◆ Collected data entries

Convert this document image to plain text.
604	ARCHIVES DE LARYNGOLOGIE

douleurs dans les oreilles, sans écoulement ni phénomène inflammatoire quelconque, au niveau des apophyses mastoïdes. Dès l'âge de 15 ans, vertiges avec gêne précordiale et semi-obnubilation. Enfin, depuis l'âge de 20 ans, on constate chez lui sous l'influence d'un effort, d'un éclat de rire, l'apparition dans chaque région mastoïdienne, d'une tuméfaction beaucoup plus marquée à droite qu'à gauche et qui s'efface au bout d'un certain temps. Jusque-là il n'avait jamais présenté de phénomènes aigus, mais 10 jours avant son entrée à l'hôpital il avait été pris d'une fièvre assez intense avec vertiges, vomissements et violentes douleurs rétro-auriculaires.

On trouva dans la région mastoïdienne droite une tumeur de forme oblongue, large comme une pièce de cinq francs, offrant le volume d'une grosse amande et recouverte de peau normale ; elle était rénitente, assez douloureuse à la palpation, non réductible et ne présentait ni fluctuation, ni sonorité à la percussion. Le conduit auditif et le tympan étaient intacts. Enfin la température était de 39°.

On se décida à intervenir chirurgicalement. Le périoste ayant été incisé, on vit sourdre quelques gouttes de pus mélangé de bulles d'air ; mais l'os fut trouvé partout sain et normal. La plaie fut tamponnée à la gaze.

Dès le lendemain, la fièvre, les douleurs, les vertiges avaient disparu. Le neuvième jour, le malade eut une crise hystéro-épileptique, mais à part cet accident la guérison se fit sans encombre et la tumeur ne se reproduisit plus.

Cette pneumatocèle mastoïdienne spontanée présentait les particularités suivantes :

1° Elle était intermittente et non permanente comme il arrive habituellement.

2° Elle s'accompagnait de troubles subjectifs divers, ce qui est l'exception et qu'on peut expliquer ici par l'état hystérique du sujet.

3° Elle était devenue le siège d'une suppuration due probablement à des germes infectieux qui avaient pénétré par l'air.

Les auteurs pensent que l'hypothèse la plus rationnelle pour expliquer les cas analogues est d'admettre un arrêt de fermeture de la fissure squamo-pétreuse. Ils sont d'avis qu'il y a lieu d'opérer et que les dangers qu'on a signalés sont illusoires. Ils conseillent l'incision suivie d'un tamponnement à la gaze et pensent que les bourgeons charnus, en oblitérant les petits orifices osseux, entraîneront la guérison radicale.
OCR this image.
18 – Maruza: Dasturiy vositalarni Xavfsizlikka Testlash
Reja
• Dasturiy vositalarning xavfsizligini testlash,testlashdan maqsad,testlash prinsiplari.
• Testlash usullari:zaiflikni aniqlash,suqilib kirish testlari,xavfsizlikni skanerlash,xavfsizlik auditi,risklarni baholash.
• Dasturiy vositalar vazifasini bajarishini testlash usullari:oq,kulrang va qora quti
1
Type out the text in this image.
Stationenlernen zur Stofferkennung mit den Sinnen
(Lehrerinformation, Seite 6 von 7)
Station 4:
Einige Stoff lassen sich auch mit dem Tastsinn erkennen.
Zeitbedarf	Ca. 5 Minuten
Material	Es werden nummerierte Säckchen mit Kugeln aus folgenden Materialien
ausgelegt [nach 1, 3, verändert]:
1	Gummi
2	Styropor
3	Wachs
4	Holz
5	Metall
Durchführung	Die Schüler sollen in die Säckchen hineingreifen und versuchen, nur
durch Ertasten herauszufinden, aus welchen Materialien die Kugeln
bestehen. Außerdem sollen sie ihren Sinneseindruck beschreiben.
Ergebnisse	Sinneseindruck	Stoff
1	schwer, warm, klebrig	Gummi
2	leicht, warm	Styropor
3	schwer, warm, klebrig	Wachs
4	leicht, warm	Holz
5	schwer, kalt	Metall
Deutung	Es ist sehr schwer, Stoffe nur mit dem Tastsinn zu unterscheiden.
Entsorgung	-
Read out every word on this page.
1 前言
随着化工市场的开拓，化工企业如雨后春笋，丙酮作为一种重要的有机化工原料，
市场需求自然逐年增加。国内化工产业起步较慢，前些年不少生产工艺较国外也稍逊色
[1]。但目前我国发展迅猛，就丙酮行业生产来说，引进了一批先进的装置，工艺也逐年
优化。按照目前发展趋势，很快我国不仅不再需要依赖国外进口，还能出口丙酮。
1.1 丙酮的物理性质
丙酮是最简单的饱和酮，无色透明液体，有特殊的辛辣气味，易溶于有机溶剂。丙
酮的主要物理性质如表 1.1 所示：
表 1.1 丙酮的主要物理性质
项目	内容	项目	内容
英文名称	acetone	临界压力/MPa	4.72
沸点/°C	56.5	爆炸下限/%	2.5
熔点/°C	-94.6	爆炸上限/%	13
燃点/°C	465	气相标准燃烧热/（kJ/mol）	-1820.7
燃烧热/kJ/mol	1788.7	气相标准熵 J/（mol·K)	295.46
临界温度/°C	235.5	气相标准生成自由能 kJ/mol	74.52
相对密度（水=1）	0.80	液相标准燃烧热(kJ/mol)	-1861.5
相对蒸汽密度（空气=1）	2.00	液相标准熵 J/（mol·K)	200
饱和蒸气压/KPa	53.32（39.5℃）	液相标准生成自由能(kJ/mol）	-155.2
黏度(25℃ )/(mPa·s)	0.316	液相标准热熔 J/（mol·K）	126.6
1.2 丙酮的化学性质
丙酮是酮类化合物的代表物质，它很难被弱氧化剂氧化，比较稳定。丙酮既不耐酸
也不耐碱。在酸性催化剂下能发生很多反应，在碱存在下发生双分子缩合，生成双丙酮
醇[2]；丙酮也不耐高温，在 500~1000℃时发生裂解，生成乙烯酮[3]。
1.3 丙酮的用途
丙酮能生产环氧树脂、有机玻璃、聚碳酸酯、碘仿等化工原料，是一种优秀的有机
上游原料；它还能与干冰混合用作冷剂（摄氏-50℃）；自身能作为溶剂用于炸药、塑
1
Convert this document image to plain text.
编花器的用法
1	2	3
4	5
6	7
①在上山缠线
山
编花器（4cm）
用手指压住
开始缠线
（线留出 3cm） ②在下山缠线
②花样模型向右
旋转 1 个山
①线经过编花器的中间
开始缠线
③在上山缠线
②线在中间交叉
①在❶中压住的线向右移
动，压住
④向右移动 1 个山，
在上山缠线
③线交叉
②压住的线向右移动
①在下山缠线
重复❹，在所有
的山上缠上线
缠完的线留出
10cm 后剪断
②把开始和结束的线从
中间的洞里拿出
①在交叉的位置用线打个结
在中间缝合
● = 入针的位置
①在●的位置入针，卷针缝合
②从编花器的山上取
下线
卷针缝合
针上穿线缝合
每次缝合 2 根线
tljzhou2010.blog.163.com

◆ Required work
Return the entries in full, keeping every line exactly as it is.

◆ The solution
Convert this document image to plain text.
604	ARCHIVES DE LARYNGOLOGIE

douleurs dans les oreilles, sans écoulement ni phénomène inflammatoire quelconque, au niveau des apophyses mastoïdes. Dès l'âge de 15 ans, vertiges avec gêne précordiale et semi-obnubilation. Enfin, depuis l'âge de 20 ans, on constate chez lui sous l'influence d'un effort, d'un éclat de rire, l'apparition dans chaque région mastoïdienne, d'une tuméfaction beaucoup plus marquée à droite qu'à gauche et qui s'efface au bout d'un certain temps. Jusque-là il n'avait jamais présenté de phénomènes aigus, mais 10 jours avant son entrée à l'hôpital il avait été pris d'une fièvre assez intense avec vertiges, vomissements et violentes douleurs rétro-auriculaires.

On trouva dans la région mastoïdienne droite une tumeur de forme oblongue, large comme une pièce de cinq francs, offrant le volume d'une grosse amande et recouverte de peau normale ; elle était rénitente, assez douloureuse à la palpation, non réductible et ne présentait ni fluctuation, ni sonorité à la percussion. Le conduit auditif et le tympan étaient intacts. Enfin la température était de 39°.

On se décida à intervenir chirurgicalement. Le périoste ayant été incisé, on vit sourdre quelques gouttes de pus mélangé de bulles d'air ; mais l'os fut trouvé partout sain et normal. La plaie fut tamponnée à la gaze.

Dès le lendemain, la fièvre, les douleurs, les vertiges avaient disparu. Le neuvième jour, le malade eut une crise hystéro-épileptique, mais à part cet accident la guérison se fit sans encombre et la tumeur ne se reproduisit plus.

Cette pneumatocèle mastoïdienne spontanée présentait les particularités suivantes :

1° Elle était intermittente et non permanente comme il arrive habituellement.

2° Elle s'accompagnait de troubles subjectifs divers, ce qui est l'exception et qu'on peut expliquer ici par l'état hystérique du sujet.

3° Elle était devenue le siège d'une suppuration due probablement à des germes infectieux qui avaient pénétré par l'air.

Les auteurs pensent que l'hypothèse la plus rationnelle pour expliquer les cas analogues est d'admettre un arrêt de fermeture de la fissure squamo-pétreuse. Ils sont d'avis qu'il y a lieu d'opérer et que les dangers qu'on a signalés sont illusoires. Ils conseillent l'incision suivie d'un tamponnement à la gaze et pensent que les bourgeons charnus, en oblitérant les petits orifices osseux, entraîneront la guérison radicale.
OCR this image.
18 – Maruza: Dasturiy vositalarni Xavfsizlikka Testlash
Reja
• Dasturiy vositalarning xavfsizligini testlash,testlashdan maqsad,testlash prinsiplari.
• Testlash usullari:zaiflikni aniqlash,suqilib kirish testlari,xavfsizlikni skanerlash,xavfsizlik auditi,risklarni baholash.
• Dasturiy vositalar vazifasini bajarishini testlash usullari:oq,kulrang va qora quti
1
Type out the text in this image.
Stationenlernen zur Stofferkennung mit den Sinnen
(Lehrerinformation, Seite 6 von 7)
Station 4:
Einige Stoff lassen sich auch mit dem Tastsinn erkennen.
Zeitbedarf	Ca. 5 Minuten
Material	Es werden nummerierte Säckchen mit Kugeln aus folgenden Materialien
ausgelegt [nach 1, 3, verändert]:
1	Gummi
2	Styropor
3	Wachs
4	Holz
5	Metall
Durchführung	Die Schüler sollen in die Säckchen hineingreifen und versuchen, nur
durch Ertasten herauszufinden, aus welchen Materialien die Kugeln
bestehen. Außerdem sollen sie ihren Sinneseindruck beschreiben.
Ergebnisse	Sinneseindruck	Stoff
1	schwer, warm, klebrig	Gummi
2	leicht, warm	Styropor
3	schwer, warm, klebrig	Wachs
4	leicht, warm	Holz
5	schwer, kalt	Metall
Deutung	Es ist sehr schwer, Stoffe nur mit dem Tastsinn zu unterscheiden.
Entsorgung	-
Read out every word on this page.
1 前言
随着化工市场的开拓，化工企业如雨后春笋，丙酮作为一种重要的有机化工原料，
市场需求自然逐年增加。国内化工产业起步较慢，前些年不少生产工艺较国外也稍逊色
[1]。但目前我国发展迅猛，就丙酮行业生产来说，引进了一批先进的装置，工艺也逐年
优化。按照目前发展趋势，很快我国不仅不再需要依赖国外进口，还能出口丙酮。
1.1 丙酮的物理性质
丙酮是最简单的饱和酮，无色透明液体，有特殊的辛辣气味，易溶于有机溶剂。丙
酮的主要物理性质如表 1.1 所示：
表 1.1 丙酮的主要物理性质
项目	内容	项目	内容
英文名称	acetone	临界压力/MPa	4.72
沸点/°C	56.5	爆炸下限/%	2.5
熔点/°C	-94.6	爆炸上限/%	13
燃点/°C	465	气相标准燃烧热/（kJ/mol）	-1820.7
燃烧热/kJ/mol	1788.7	气相标准熵 J/（mol·K)	295.46
临界温度/°C	235.5	气相标准生成自由能 kJ/mol	74.52
相对密度（水=1）	0.80	液相标准燃烧热(kJ/mol)	-1861.5
相对蒸汽密度（空气=1）	2.00	液相标准熵 J/（mol·K)	200
饱和蒸气压/KPa	53.32（39.5℃）	液相标准生成自由能(kJ/mol）	-155.2
黏度(25℃ )/(mPa·s)	0.316	液相标准热熔 J/（mol·K）	126.6
1.2 丙酮的化学性质
丙酮是酮类化合物的代表物质，它很难被弱氧化剂氧化，比较稳定。丙酮既不耐酸
也不耐碱。在酸性催化剂下能发生很多反应，在碱存在下发生双分子缩合，生成双丙酮
醇[2]；丙酮也不耐高温，在 500~1000℃时发生裂解，生成乙烯酮[3]。
1.3 丙酮的用途
丙酮能生产环氧树脂、有机玻璃、聚碳酸酯、碘仿等化工原料，是一种优秀的有机
上游原料；它还能与干冰混合用作冷剂（摄氏-50℃）；自身能作为溶剂用于炸药、塑
1
Convert this document image to plain text.
编花器的用法
1	2	3
4	5
6	7
①在上山缠线
山
编花器（4cm）
用手指压住
开始缠线
（线留出 3cm） ②在下山缠线
②花样模型向右
旋转 1 个山
①线经过编花器的中间
开始缠线
③在上山缠线
②线在中间交叉
①在❶中压住的线向右移
动，压住
④向右移动 1 个山，
在上山缠线
③线交叉
②压住的线向右移动
①在下山缠线
重复❹，在所有
的山上缠上线
缠完的线留出
10cm 后剪断
②把开始和结束的线从
中间的洞里拿出
①在交叉的位置用线打个结
在中间缝合
● = 入针的位置
①在●的位置入针，卷针缝合
②从编花器的山上取
下线
卷针缝合
针上穿线缝合
每次缝合 2 根线
tljzhou2010.blog.163.com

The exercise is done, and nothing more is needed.